● **What you are asked to do**:
Return each line of the listing below, unchanged, and omit the images.

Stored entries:
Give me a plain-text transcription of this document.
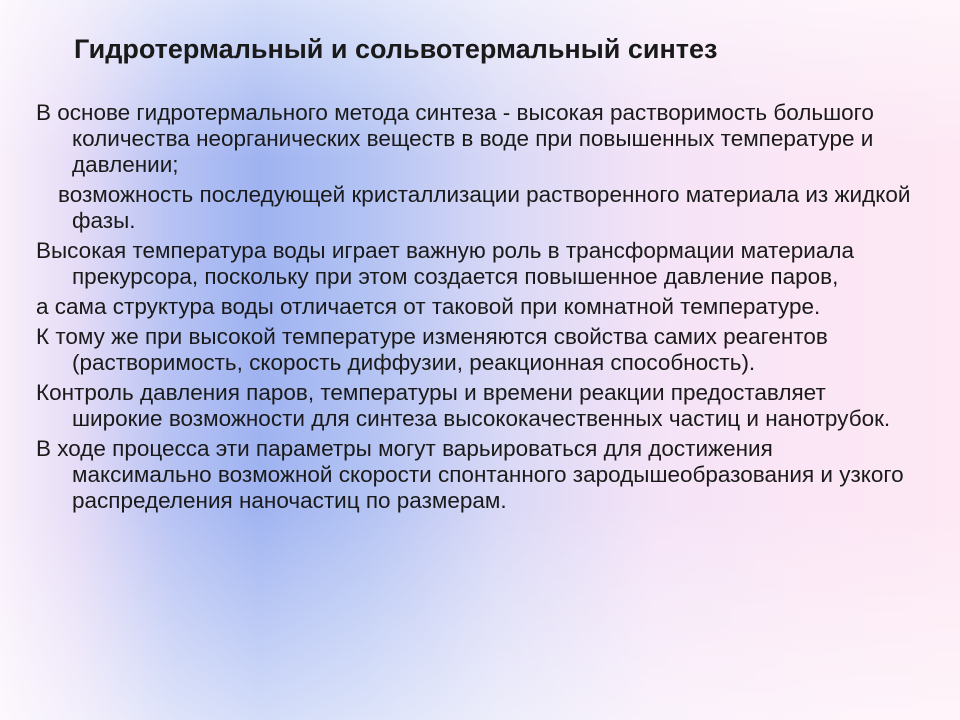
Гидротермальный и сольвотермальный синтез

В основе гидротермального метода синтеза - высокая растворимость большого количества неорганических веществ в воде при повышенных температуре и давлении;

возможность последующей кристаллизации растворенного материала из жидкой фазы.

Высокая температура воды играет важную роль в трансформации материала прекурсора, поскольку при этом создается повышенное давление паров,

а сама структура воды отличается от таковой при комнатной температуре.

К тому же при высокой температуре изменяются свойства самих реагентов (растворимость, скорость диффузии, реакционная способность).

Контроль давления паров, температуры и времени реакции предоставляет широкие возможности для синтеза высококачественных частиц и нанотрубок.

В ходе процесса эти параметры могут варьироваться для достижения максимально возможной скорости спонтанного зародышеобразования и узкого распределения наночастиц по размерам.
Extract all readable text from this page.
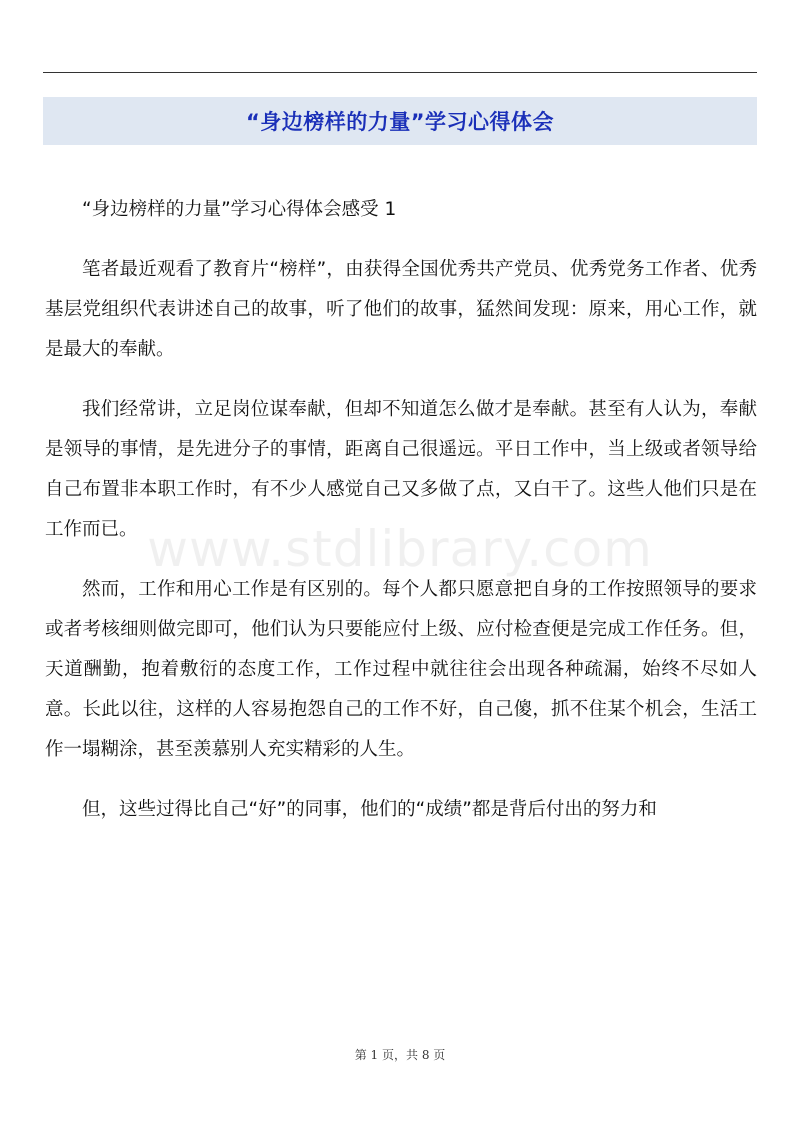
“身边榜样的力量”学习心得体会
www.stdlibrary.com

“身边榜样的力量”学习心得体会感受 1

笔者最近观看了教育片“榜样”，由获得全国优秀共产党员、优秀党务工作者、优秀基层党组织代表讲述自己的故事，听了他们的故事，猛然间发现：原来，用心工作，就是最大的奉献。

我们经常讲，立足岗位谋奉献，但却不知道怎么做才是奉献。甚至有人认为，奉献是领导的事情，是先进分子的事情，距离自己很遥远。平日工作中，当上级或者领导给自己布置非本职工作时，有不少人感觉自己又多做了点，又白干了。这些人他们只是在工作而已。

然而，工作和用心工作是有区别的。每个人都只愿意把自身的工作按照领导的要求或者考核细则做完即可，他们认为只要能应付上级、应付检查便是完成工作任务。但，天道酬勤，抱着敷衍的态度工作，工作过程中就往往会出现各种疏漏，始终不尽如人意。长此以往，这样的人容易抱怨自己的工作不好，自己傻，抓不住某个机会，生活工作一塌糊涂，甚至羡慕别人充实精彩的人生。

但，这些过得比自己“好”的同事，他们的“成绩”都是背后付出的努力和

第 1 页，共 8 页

● **Correct answer**:
Give me a plain-text transcription of this document.
Гидротермальный и сольвотермальный синтез

В основе гидротермального метода синтеза - высокая растворимость большого количества неорганических веществ в воде при повышенных температуре и давлении;

возможность последующей кристаллизации растворенного материала из жидкой фазы.

Высокая температура воды играет важную роль в трансформации материала прекурсора, поскольку при этом создается повышенное давление паров,

а сама структура воды отличается от таковой при комнатной температуре.

К тому же при высокой температуре изменяются свойства самих реагентов (растворимость, скорость диффузии, реакционная способность).

Контроль давления паров, температуры и времени реакции предоставляет широкие возможности для синтеза высококачественных частиц и нанотрубок.

В ходе процесса эти параметры могут варьироваться для достижения максимально возможной скорости спонтанного зародышеобразования и узкого распределения наночастиц по размерам.
Extract all readable text from this page.
“身边榜样的力量”学习心得体会
www.stdlibrary.com

“身边榜样的力量”学习心得体会感受 1

笔者最近观看了教育片“榜样”，由获得全国优秀共产党员、优秀党务工作者、优秀基层党组织代表讲述自己的故事，听了他们的故事，猛然间发现：原来，用心工作，就是最大的奉献。

我们经常讲，立足岗位谋奉献，但却不知道怎么做才是奉献。甚至有人认为，奉献是领导的事情，是先进分子的事情，距离自己很遥远。平日工作中，当上级或者领导给自己布置非本职工作时，有不少人感觉自己又多做了点，又白干了。这些人他们只是在工作而已。

然而，工作和用心工作是有区别的。每个人都只愿意把自身的工作按照领导的要求或者考核细则做完即可，他们认为只要能应付上级、应付检查便是完成工作任务。但，天道酬勤，抱着敷衍的态度工作，工作过程中就往往会出现各种疏漏，始终不尽如人意。长此以往，这样的人容易抱怨自己的工作不好，自己傻，抓不住某个机会，生活工作一塌糊涂，甚至羡慕别人充实精彩的人生。

但，这些过得比自己“好”的同事，他们的“成绩”都是背后付出的努力和

第 1 页，共 8 页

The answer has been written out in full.